What to work on: Output only the lines that run from the line holding "OCR this image." to the end of the data below, including both ends, without any pictures.

Rows:
________
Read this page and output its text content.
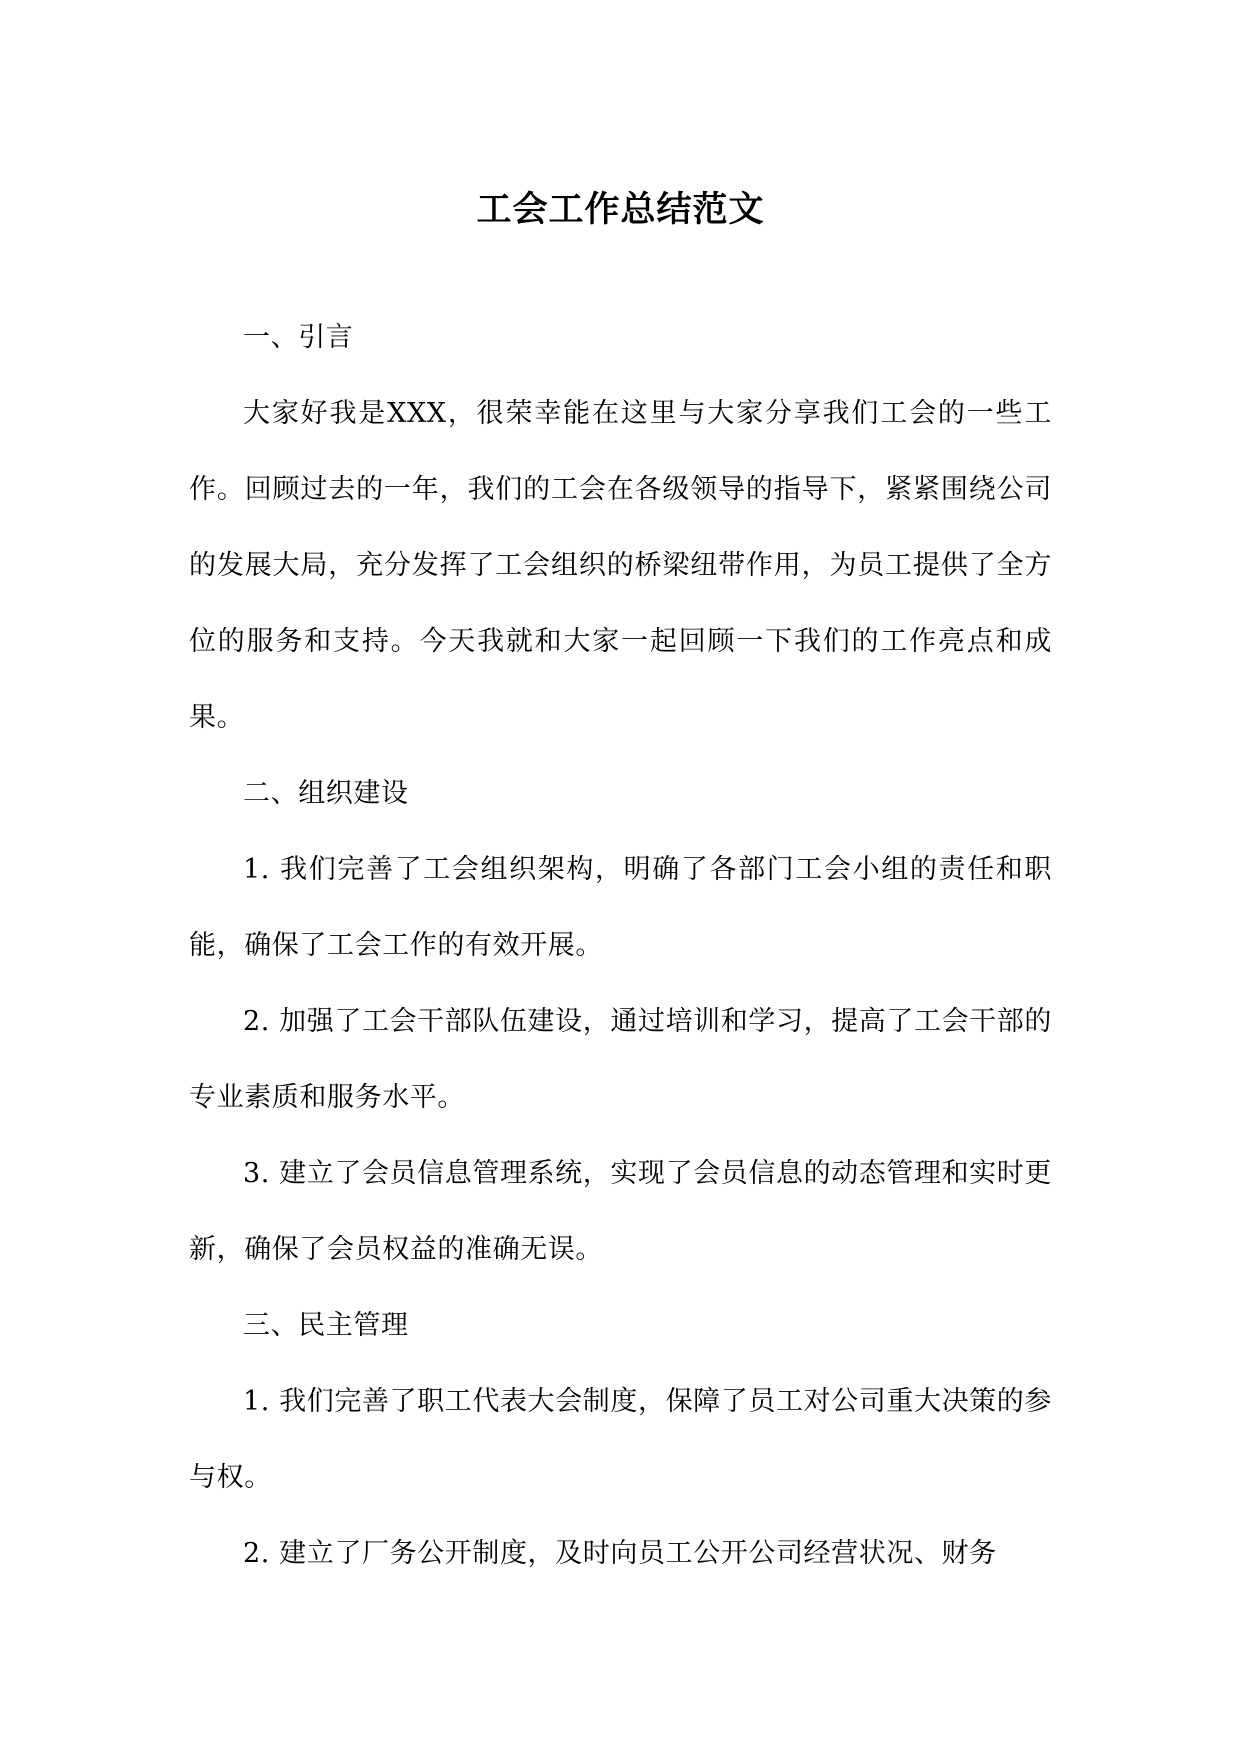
工会工作总结范文

一、引言

大家好我是XXX，很荣幸能在这里与大家分享我们工会的一些工作。回顾过去的一年，我们的工会在各级领导的指导下，紧紧围绕公司的发展大局，充分发挥了工会组织的桥梁纽带作用，为员工提供了全方位的服务和支持。今天我就和大家一起回顾一下我们的工作亮点和成果。

二、组织建设

1. 我们完善了工会组织架构，明确了各部门工会小组的责任和职能，确保了工会工作的有效开展。

2. 加强了工会干部队伍建设，通过培训和学习，提高了工会干部的专业素质和服务水平。

3. 建立了会员信息管理系统，实现了会员信息的动态管理和实时更新，确保了会员权益的准确无误。

三、民主管理

1. 我们完善了职工代表大会制度，保障了员工对公司重大决策的参与权。

2. 建立了厂务公开制度，及时向员工公开公司经营状况、财务
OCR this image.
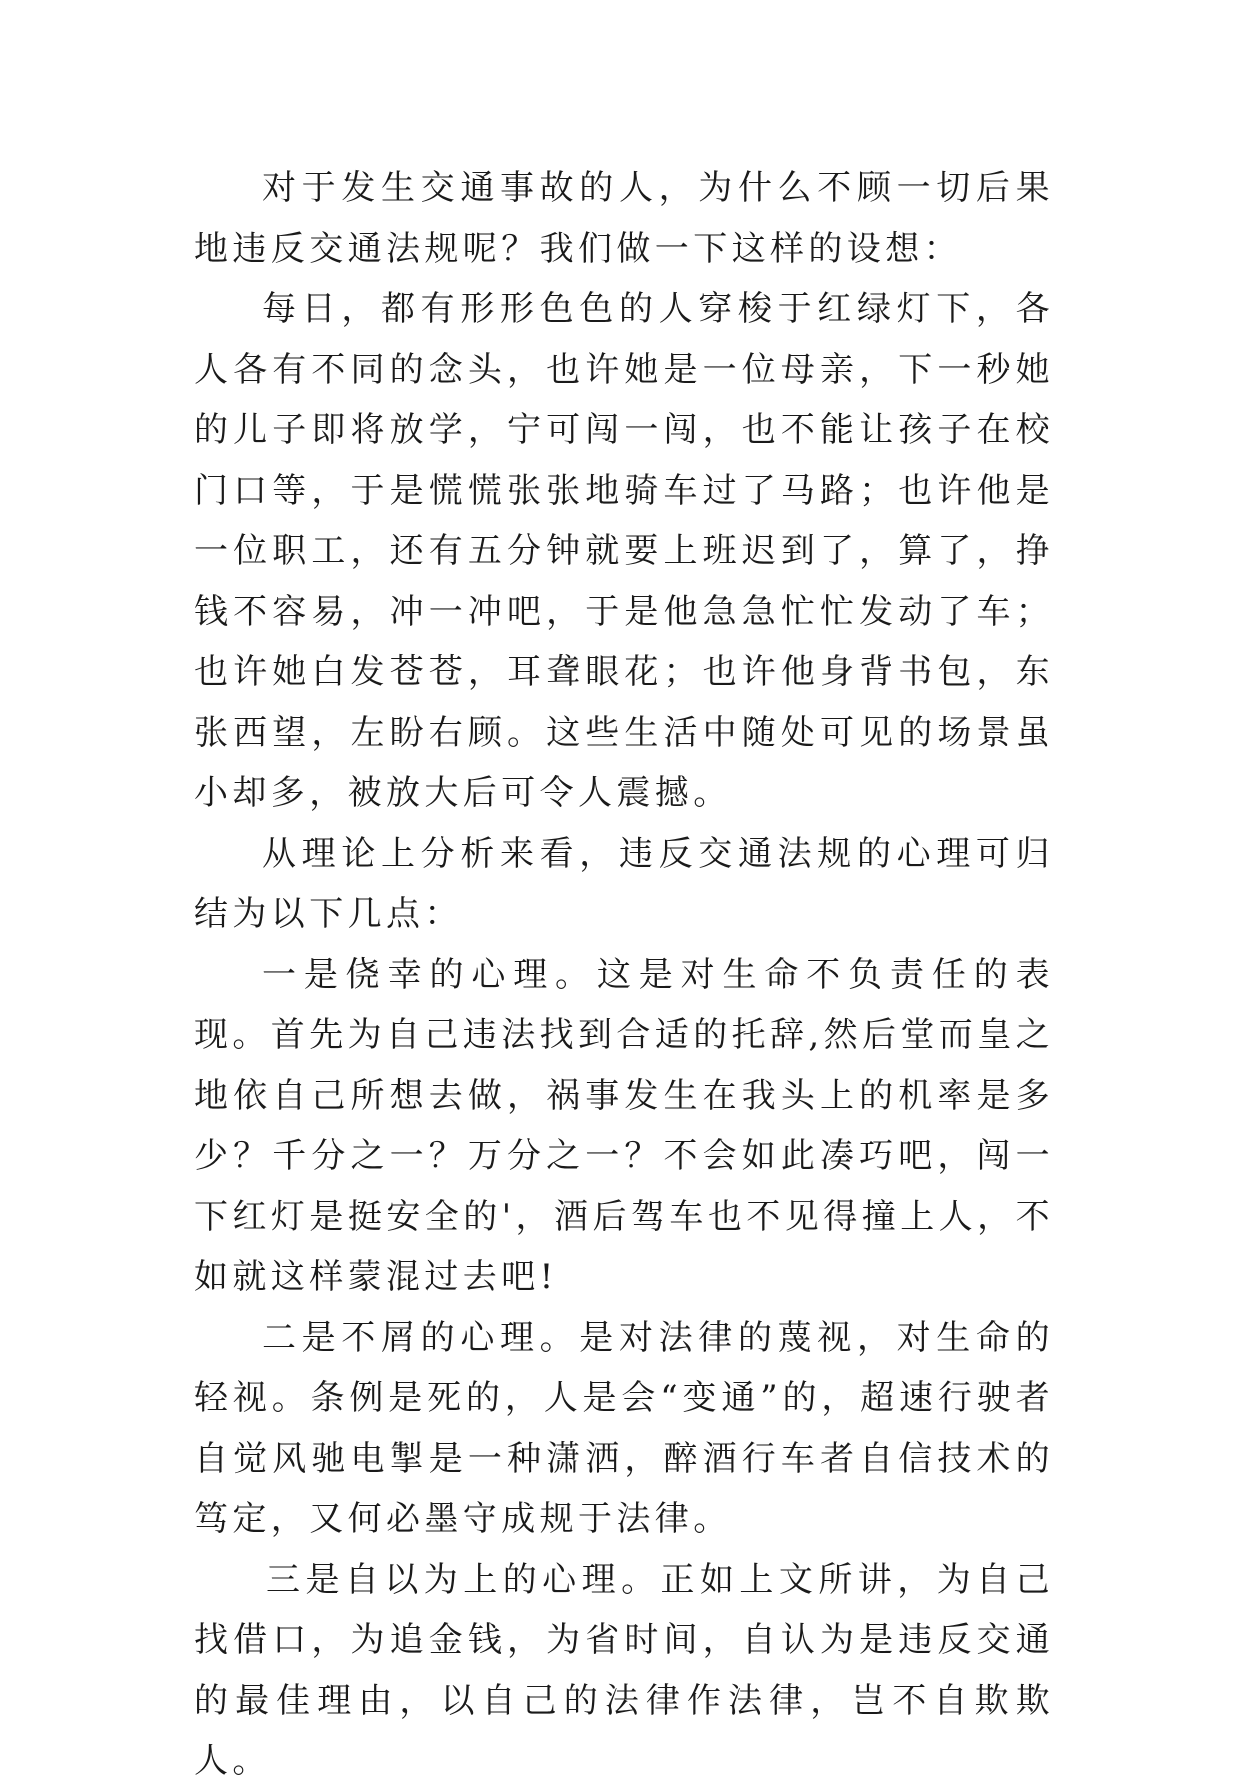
对于发生交通事故的人，为什么不顾一切后果地违反交通法规呢？我们做一下这样的设想：

每日，都有形形色色的人穿梭于红绿灯下，各人各有不同的念头，也许她是一位母亲，下一秒她的儿子即将放学，宁可闯一闯，也不能让孩子在校门口等，于是慌慌张张地骑车过了马路；也许他是一位职工，还有五分钟就要上班迟到了，算了，挣钱不容易，冲一冲吧，于是他急急忙忙发动了车；也许她白发苍苍，耳聋眼花；也许他身背书包，东张西望，左盼右顾。这些生活中随处可见的场景虽小却多，被放大后可令人震撼。

从理论上分析来看，违反交通法规的心理可归结为以下几点：

一是侥幸的心理。这是对生命不负责任的表现。首先为自己违法找到合适的托辞,然后堂而皇之地依自己所想去做，祸事发生在我头上的机率是多少？千分之一？万分之一？不会如此凑巧吧，闯一下红灯是挺安全的'，酒后驾车也不见得撞上人，不如就这样蒙混过去吧!

二是不屑的心理。是对法律的蔑视，对生命的轻视。条例是死的，人是会“变通”的，超速行驶者自觉风驰电掣是一种潇洒，醉酒行车者自信技术的笃定，又何必墨守成规于法律。

三是自以为上的心理。正如上文所讲，为自己找借口，为追金钱，为省时间，自认为是违反交通的最佳理由，以自己的法律作法律，岂不自欺欺人。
________
Exercise solution:
OCR this image.
对于发生交通事故的人，为什么不顾一切后果地违反交通法规呢？我们做一下这样的设想：

每日，都有形形色色的人穿梭于红绿灯下，各人各有不同的念头，也许她是一位母亲，下一秒她的儿子即将放学，宁可闯一闯，也不能让孩子在校门口等，于是慌慌张张地骑车过了马路；也许他是一位职工，还有五分钟就要上班迟到了，算了，挣钱不容易，冲一冲吧，于是他急急忙忙发动了车；也许她白发苍苍，耳聋眼花；也许他身背书包，东张西望，左盼右顾。这些生活中随处可见的场景虽小却多，被放大后可令人震撼。

从理论上分析来看，违反交通法规的心理可归结为以下几点：

一是侥幸的心理。这是对生命不负责任的表现。首先为自己违法找到合适的托辞,然后堂而皇之地依自己所想去做，祸事发生在我头上的机率是多少？千分之一？万分之一？不会如此凑巧吧，闯一下红灯是挺安全的'，酒后驾车也不见得撞上人，不如就这样蒙混过去吧!

二是不屑的心理。是对法律的蔑视，对生命的轻视。条例是死的，人是会“变通”的，超速行驶者自觉风驰电掣是一种潇洒，醉酒行车者自信技术的笃定，又何必墨守成规于法律。

三是自以为上的心理。正如上文所讲，为自己找借口，为追金钱，为省时间，自认为是违反交通的最佳理由，以自己的法律作法律，岂不自欺欺人。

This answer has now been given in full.